→ **Exercise goal**: Write out the data again exactly, skipping every picture.

(Stored records)

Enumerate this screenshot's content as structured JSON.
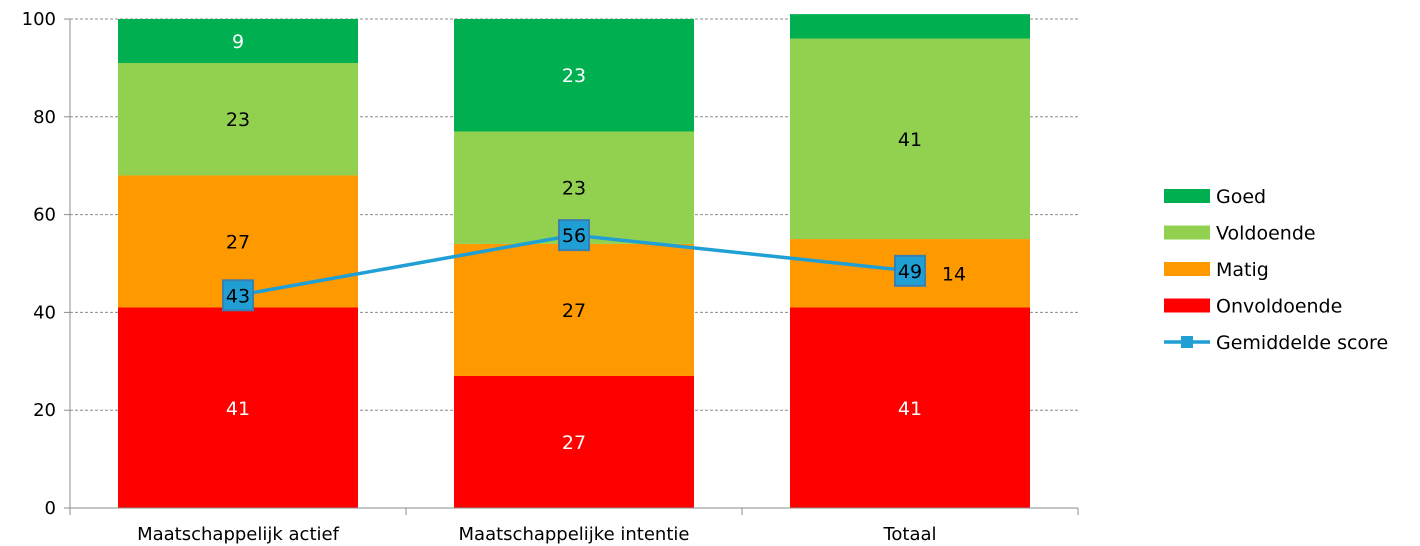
{
  "chart_data": {
    "type": "bar",
    "stacked": true,
    "categories": [
      "Maatschappelijk actief",
      "Maatschappelijke intentie",
      "Totaal"
    ],
    "ylim": [
      0,
      100
    ],
    "yticks": [
      "0",
      "20",
      "40",
      "60",
      "80",
      "100"
    ],
    "grid": true,
    "legend_position": "right",
    "series": [
      {
        "name": "Onvoldoende",
        "color": "#ff0000",
        "values": [
          41,
          27,
          41
        ],
        "labels": [
          "41",
          "27",
          "41"
        ],
        "label_color": "#ffffff"
      },
      {
        "name": "Matig",
        "color": "#ff9900",
        "values": [
          27,
          27,
          14
        ],
        "labels": [
          "27",
          "27",
          "14"
        ],
        "label_color": "#000000"
      },
      {
        "name": "Voldoende",
        "color": "#92d050",
        "values": [
          23,
          23,
          41
        ],
        "labels": [
          "23",
          "23",
          "41"
        ],
        "label_color": "#000000"
      },
      {
        "name": "Goed",
        "color": "#00b050",
        "values": [
          9,
          23,
          5
        ],
        "labels": [
          "9",
          "23",
          ""
        ],
        "label_color": "#ffffff"
      }
    ],
    "line_series": {
      "name": "Gemiddelde score",
      "color": "#1f9fd3",
      "values": [
        43.5,
        55.8,
        48.5
      ],
      "labels": [
        "43",
        "56",
        "49"
      ]
    },
    "legend_order": [
      "Goed",
      "Voldoende",
      "Matig",
      "Onvoldoende",
      "Gemiddelde score"
    ]
  }
}
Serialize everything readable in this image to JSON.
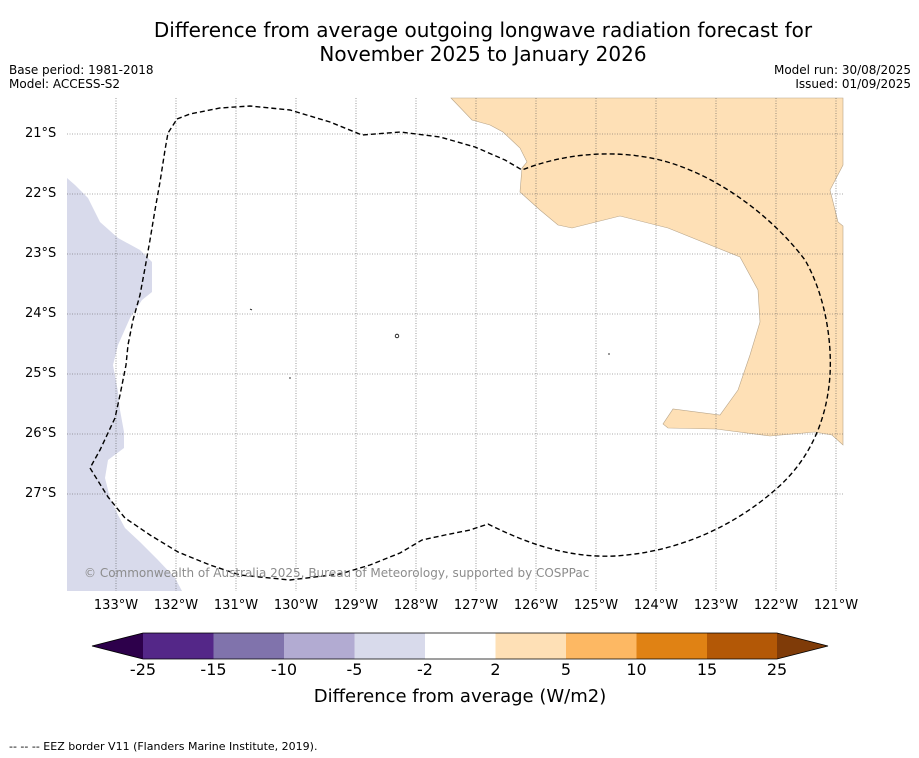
{
  "title_line1": "Difference from average outgoing longwave radiation forecast for",
  "title_line2": "November 2025 to January 2026",
  "base_period": "Base period: 1981-2018",
  "model": "Model: ACCESS-S2",
  "model_run": "Model run: 30/08/2025",
  "issued": "Issued: 01/09/2025",
  "copyright": "© Commonwealth of Australia 2025, Bureau of Meteorology, supported by COSPPac",
  "footnote": "--  --  -- EEZ border V11 (Flanders Marine Institute, 2019).",
  "map": {
    "lat_ticks": [
      "21°S",
      "22°S",
      "23°S",
      "24°S",
      "25°S",
      "26°S",
      "27°S"
    ],
    "lon_ticks": [
      "133°W",
      "132°W",
      "131°W",
      "130°W",
      "129°W",
      "128°W",
      "127°W",
      "126°W",
      "125°W",
      "124°W",
      "123°W",
      "122°W",
      "121°W"
    ]
  },
  "colorbar": {
    "label": "Difference from average (W/m2)",
    "ticks": [
      "-25",
      "-15",
      "-10",
      "-5",
      "-2",
      "2",
      "5",
      "10",
      "15",
      "25"
    ],
    "colors": [
      "#2d004b",
      "#542788",
      "#8073ac",
      "#b2abd2",
      "#d8daeb",
      "#ffffff",
      "#fee0b6",
      "#fdb863",
      "#e08214",
      "#b35806",
      "#7f3b08"
    ]
  }
}
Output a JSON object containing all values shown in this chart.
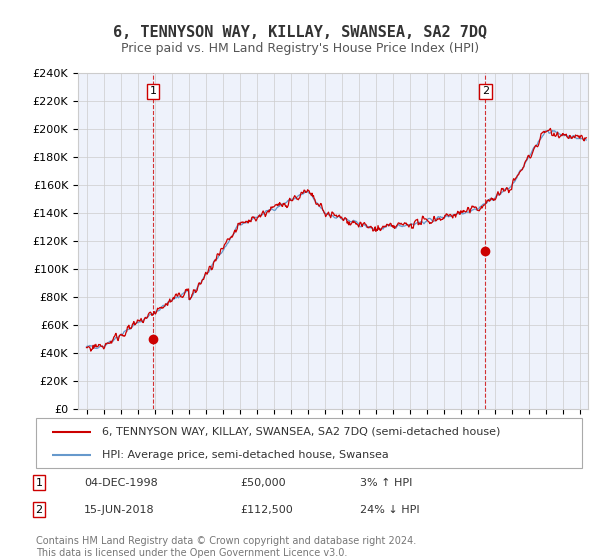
{
  "title": "6, TENNYSON WAY, KILLAY, SWANSEA, SA2 7DQ",
  "subtitle": "Price paid vs. HM Land Registry's House Price Index (HPI)",
  "ylim": [
    0,
    240000
  ],
  "yticks": [
    0,
    20000,
    40000,
    60000,
    80000,
    100000,
    120000,
    140000,
    160000,
    180000,
    200000,
    220000,
    240000
  ],
  "ytick_labels": [
    "£0",
    "£20K",
    "£40K",
    "£60K",
    "£80K",
    "£100K",
    "£120K",
    "£140K",
    "£160K",
    "£180K",
    "£200K",
    "£220K",
    "£240K"
  ],
  "sale_color": "#cc0000",
  "hpi_color": "#6699cc",
  "marker1_date": 1998.92,
  "marker1_price": 50000,
  "marker2_date": 2018.46,
  "marker2_price": 112500,
  "vline_color": "#cc0000",
  "legend_label_sale": "6, TENNYSON WAY, KILLAY, SWANSEA, SA2 7DQ (semi-detached house)",
  "legend_label_hpi": "HPI: Average price, semi-detached house, Swansea",
  "annotation1_label": "1",
  "annotation2_label": "2",
  "note1_date": "04-DEC-1998",
  "note1_price": "£50,000",
  "note1_pct": "3% ↑ HPI",
  "note2_date": "15-JUN-2018",
  "note2_price": "£112,500",
  "note2_pct": "24% ↓ HPI",
  "footer": "Contains HM Land Registry data © Crown copyright and database right 2024.\nThis data is licensed under the Open Government Licence v3.0.",
  "background_color": "#ffffff",
  "plot_bg_color": "#eef2fb",
  "grid_color": "#cccccc",
  "title_fontsize": 11,
  "subtitle_fontsize": 9,
  "tick_fontsize": 8,
  "legend_fontsize": 8,
  "footer_fontsize": 7
}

→ **Full answer**:
Enumerate this screenshot's content as structured JSON.
{
  "chart_data": {
    "type": "bar",
    "stacked": true,
    "categories": [
      "Maatschappelijk actief",
      "Maatschappelijke intentie",
      "Totaal"
    ],
    "ylim": [
      0,
      100
    ],
    "yticks": [
      "0",
      "20",
      "40",
      "60",
      "80",
      "100"
    ],
    "grid": true,
    "legend_position": "right",
    "series": [
      {
        "name": "Onvoldoende",
        "color": "#ff0000",
        "values": [
          41,
          27,
          41
        ],
        "labels": [
          "41",
          "27",
          "41"
        ],
        "label_color": "#ffffff"
      },
      {
        "name": "Matig",
        "color": "#ff9900",
        "values": [
          27,
          27,
          14
        ],
        "labels": [
          "27",
          "27",
          "14"
        ],
        "label_color": "#000000"
      },
      {
        "name": "Voldoende",
        "color": "#92d050",
        "values": [
          23,
          23,
          41
        ],
        "labels": [
          "23",
          "23",
          "41"
        ],
        "label_color": "#000000"
      },
      {
        "name": "Goed",
        "color": "#00b050",
        "values": [
          9,
          23,
          5
        ],
        "labels": [
          "9",
          "23",
          ""
        ],
        "label_color": "#ffffff"
      }
    ],
    "line_series": {
      "name": "Gemiddelde score",
      "color": "#1f9fd3",
      "values": [
        43.5,
        55.8,
        48.5
      ],
      "labels": [
        "43",
        "56",
        "49"
      ]
    },
    "legend_order": [
      "Goed",
      "Voldoende",
      "Matig",
      "Onvoldoende",
      "Gemiddelde score"
    ]
  }
}
Serialize everything readable in this image to JSON.
{
  "title_line1": "Difference from average outgoing longwave radiation forecast for",
  "title_line2": "November 2025 to January 2026",
  "base_period": "Base period: 1981-2018",
  "model": "Model: ACCESS-S2",
  "model_run": "Model run: 30/08/2025",
  "issued": "Issued: 01/09/2025",
  "copyright": "© Commonwealth of Australia 2025, Bureau of Meteorology, supported by COSPPac",
  "footnote": "--  --  -- EEZ border V11 (Flanders Marine Institute, 2019).",
  "map": {
    "lat_ticks": [
      "21°S",
      "22°S",
      "23°S",
      "24°S",
      "25°S",
      "26°S",
      "27°S"
    ],
    "lon_ticks": [
      "133°W",
      "132°W",
      "131°W",
      "130°W",
      "129°W",
      "128°W",
      "127°W",
      "126°W",
      "125°W",
      "124°W",
      "123°W",
      "122°W",
      "121°W"
    ]
  },
  "colorbar": {
    "label": "Difference from average (W/m2)",
    "ticks": [
      "-25",
      "-15",
      "-10",
      "-5",
      "-2",
      "2",
      "5",
      "10",
      "15",
      "25"
    ],
    "colors": [
      "#2d004b",
      "#542788",
      "#8073ac",
      "#b2abd2",
      "#d8daeb",
      "#ffffff",
      "#fee0b6",
      "#fdb863",
      "#e08214",
      "#b35806",
      "#7f3b08"
    ]
  }
}
Output a JSON object containing all values shown in this chart.
{
  "title": "6, TENNYSON WAY, KILLAY, SWANSEA, SA2 7DQ",
  "subtitle": "Price paid vs. HM Land Registry's House Price Index (HPI)",
  "ylim": [
    0,
    240000
  ],
  "yticks": [
    0,
    20000,
    40000,
    60000,
    80000,
    100000,
    120000,
    140000,
    160000,
    180000,
    200000,
    220000,
    240000
  ],
  "ytick_labels": [
    "£0",
    "£20K",
    "£40K",
    "£60K",
    "£80K",
    "£100K",
    "£120K",
    "£140K",
    "£160K",
    "£180K",
    "£200K",
    "£220K",
    "£240K"
  ],
  "sale_color": "#cc0000",
  "hpi_color": "#6699cc",
  "marker1_date": 1998.92,
  "marker1_price": 50000,
  "marker2_date": 2018.46,
  "marker2_price": 112500,
  "vline_color": "#cc0000",
  "legend_label_sale": "6, TENNYSON WAY, KILLAY, SWANSEA, SA2 7DQ (semi-detached house)",
  "legend_label_hpi": "HPI: Average price, semi-detached house, Swansea",
  "annotation1_label": "1",
  "annotation2_label": "2",
  "note1_date": "04-DEC-1998",
  "note1_price": "£50,000",
  "note1_pct": "3% ↑ HPI",
  "note2_date": "15-JUN-2018",
  "note2_price": "£112,500",
  "note2_pct": "24% ↓ HPI",
  "footer": "Contains HM Land Registry data © Crown copyright and database right 2024.\nThis data is licensed under the Open Government Licence v3.0.",
  "background_color": "#ffffff",
  "plot_bg_color": "#eef2fb",
  "grid_color": "#cccccc",
  "title_fontsize": 11,
  "subtitle_fontsize": 9,
  "tick_fontsize": 8,
  "legend_fontsize": 8,
  "footer_fontsize": 7
}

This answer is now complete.